§ **What this task involves**:
Count every line that holds the string "bored", and report the number alone.

::::

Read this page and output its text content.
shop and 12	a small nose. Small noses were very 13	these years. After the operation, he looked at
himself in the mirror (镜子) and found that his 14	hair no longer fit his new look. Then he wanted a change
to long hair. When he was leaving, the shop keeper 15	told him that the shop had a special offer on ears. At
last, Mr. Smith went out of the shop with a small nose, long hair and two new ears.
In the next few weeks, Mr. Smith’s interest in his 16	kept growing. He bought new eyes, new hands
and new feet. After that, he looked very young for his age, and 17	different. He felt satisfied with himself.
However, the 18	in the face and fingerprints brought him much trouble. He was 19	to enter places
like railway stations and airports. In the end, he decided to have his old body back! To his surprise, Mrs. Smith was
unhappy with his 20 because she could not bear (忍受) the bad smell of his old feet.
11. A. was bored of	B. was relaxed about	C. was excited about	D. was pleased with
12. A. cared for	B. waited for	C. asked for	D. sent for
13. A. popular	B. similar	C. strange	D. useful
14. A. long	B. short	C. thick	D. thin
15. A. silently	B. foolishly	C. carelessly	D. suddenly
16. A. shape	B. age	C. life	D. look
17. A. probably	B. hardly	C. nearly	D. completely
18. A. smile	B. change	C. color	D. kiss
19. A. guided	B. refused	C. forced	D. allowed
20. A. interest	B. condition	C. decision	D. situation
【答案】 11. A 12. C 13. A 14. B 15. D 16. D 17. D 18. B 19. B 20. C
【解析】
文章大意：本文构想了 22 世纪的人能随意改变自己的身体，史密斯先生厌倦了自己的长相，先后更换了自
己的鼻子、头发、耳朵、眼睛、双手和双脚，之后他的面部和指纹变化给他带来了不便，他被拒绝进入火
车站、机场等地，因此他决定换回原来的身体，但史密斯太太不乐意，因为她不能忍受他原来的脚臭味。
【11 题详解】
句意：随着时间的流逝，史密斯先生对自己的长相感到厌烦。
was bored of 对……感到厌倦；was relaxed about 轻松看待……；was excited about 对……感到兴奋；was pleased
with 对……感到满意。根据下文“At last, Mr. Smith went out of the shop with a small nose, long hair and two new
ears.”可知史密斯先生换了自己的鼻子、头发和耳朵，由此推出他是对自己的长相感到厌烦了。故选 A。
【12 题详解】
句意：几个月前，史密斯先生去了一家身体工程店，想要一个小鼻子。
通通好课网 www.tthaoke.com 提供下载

::::

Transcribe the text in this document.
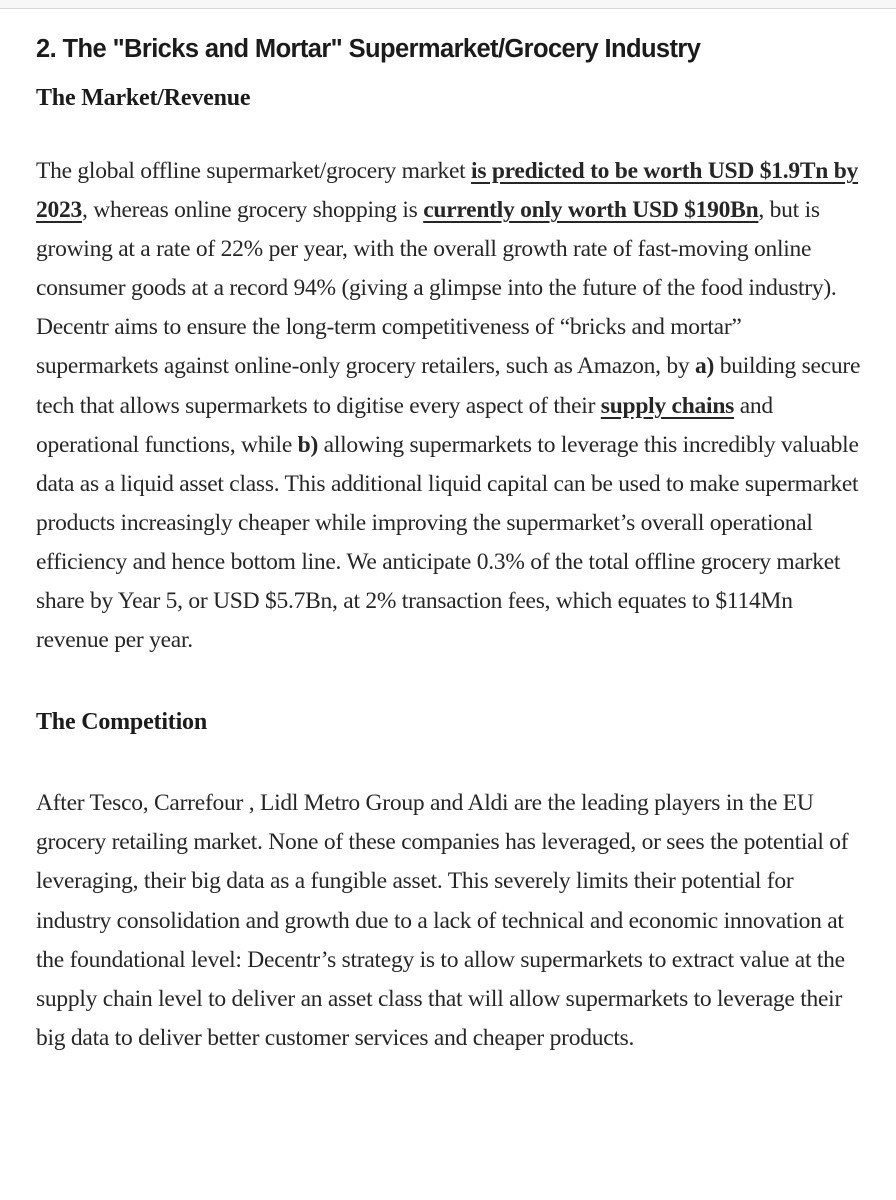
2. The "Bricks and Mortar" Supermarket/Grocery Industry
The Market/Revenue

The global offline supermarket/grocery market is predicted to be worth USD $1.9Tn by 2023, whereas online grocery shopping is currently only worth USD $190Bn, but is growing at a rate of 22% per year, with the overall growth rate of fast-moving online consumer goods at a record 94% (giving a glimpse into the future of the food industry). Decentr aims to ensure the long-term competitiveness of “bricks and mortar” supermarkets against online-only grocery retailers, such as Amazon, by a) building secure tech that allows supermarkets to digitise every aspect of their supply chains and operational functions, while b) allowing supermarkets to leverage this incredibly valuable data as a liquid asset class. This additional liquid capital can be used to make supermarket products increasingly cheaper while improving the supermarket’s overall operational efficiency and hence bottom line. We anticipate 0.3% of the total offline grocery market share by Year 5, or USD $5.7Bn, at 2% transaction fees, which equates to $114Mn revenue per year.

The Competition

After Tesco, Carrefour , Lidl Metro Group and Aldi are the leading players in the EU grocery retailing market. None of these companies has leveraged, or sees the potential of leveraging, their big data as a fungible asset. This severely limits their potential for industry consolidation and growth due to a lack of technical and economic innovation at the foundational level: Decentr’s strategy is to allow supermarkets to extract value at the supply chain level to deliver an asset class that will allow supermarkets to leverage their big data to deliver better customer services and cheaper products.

::::

§ **Output**:
2